Dataset items:
+ + +

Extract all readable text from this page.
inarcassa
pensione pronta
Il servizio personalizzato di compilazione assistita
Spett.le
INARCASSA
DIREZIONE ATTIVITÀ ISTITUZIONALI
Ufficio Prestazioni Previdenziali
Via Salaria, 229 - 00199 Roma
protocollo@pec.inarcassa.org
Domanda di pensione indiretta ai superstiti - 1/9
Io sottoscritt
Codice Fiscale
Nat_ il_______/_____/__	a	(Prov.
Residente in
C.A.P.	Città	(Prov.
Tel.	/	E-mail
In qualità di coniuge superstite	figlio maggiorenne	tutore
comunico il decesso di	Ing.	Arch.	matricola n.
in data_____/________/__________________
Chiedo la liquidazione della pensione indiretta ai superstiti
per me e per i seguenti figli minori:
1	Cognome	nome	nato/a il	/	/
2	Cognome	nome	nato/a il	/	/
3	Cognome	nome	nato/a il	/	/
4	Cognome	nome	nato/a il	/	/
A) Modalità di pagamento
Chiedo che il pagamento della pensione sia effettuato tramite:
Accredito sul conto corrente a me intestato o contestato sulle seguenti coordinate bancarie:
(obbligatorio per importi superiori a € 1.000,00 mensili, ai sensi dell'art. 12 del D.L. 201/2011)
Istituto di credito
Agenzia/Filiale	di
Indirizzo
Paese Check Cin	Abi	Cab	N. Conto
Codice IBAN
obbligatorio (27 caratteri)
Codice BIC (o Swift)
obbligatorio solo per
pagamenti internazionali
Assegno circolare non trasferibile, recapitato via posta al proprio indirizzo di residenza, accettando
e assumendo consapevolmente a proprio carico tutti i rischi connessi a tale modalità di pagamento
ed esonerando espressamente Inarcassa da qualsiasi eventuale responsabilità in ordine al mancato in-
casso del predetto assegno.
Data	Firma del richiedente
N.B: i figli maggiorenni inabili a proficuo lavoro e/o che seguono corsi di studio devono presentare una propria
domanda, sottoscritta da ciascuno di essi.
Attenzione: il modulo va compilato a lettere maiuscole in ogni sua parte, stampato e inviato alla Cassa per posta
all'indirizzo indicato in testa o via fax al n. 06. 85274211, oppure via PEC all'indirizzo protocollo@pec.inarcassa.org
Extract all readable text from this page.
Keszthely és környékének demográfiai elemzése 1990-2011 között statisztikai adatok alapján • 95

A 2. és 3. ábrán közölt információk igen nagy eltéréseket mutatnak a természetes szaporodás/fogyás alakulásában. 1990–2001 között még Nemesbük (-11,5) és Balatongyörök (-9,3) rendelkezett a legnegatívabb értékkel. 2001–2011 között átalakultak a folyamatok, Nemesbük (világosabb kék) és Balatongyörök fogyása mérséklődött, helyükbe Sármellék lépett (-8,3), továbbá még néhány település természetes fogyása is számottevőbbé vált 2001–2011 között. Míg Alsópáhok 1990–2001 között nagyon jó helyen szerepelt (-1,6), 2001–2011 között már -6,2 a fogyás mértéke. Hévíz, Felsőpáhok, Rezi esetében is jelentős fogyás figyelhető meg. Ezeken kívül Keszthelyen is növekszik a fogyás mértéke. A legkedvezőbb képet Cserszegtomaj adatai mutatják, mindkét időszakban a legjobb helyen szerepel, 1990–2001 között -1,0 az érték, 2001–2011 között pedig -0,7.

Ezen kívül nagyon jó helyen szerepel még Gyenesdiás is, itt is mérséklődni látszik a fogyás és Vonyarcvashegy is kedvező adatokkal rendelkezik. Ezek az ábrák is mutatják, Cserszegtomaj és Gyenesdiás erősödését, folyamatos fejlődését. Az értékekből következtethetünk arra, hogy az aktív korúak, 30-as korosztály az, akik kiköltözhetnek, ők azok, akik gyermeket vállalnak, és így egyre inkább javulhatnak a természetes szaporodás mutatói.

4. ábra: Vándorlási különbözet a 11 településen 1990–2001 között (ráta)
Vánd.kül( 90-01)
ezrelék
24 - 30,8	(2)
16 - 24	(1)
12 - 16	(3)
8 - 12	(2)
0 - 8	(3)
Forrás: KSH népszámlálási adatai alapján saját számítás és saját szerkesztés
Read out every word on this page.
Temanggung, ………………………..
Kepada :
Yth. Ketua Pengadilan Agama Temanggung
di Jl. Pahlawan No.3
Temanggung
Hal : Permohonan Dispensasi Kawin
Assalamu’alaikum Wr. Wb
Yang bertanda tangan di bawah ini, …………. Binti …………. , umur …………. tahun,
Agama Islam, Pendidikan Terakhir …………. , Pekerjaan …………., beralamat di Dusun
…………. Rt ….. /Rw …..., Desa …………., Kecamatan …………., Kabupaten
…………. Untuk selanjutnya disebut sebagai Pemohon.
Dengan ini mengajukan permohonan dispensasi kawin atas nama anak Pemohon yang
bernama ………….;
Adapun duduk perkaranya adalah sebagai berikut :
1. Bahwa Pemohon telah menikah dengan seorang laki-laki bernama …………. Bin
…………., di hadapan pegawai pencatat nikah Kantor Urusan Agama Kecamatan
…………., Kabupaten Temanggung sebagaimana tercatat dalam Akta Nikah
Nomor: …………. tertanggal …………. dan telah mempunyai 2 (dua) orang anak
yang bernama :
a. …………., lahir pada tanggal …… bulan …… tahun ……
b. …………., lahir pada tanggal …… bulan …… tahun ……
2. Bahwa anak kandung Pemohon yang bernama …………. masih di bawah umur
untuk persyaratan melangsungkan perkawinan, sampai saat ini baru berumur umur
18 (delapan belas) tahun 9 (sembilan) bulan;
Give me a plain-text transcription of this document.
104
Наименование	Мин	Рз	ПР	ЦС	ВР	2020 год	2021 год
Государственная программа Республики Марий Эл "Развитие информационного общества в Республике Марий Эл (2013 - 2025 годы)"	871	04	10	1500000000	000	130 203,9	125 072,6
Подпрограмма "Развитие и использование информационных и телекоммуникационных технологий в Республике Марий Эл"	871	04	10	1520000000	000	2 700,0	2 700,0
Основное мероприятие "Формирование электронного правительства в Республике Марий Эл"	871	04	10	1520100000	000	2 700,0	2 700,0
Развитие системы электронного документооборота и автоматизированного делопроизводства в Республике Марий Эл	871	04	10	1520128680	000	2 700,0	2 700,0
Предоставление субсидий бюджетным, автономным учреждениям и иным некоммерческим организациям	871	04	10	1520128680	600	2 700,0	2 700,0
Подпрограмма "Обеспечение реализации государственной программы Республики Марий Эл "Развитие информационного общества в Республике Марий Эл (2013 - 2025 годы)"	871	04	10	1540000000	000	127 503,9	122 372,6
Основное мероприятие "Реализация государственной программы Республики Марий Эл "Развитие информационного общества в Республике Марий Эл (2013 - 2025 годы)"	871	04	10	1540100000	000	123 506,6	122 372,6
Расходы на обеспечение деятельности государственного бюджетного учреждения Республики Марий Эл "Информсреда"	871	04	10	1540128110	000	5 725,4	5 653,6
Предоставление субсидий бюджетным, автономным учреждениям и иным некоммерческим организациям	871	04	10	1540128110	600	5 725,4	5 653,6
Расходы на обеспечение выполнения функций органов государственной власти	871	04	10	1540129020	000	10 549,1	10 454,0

+ + +

◆ **REQUIRED TASK**
For the listing above, identify each line bearing "общества".

◆ **PROBLEM SOLUTION**
Государственная программа Республики Марий Эл "Развитие информационного общества в Республике Марий Эл (2013 - 2025 годы)"	871	04	10	1500000000	000	130 203,9	125 072,6
Подпрограмма "Обеспечение реализации государственной программы Республики Марий Эл "Развитие информационного общества в Республике Марий Эл (2013 - 2025 годы)"	871	04	10	1540000000	000	127 503,9	122 372,6
Основное мероприятие "Реализация государственной программы Республики Марий Эл "Развитие информационного общества в Республике Марий Эл (2013 - 2025 годы)"	871	04	10	1540100000	000	123 506,6	122 372,6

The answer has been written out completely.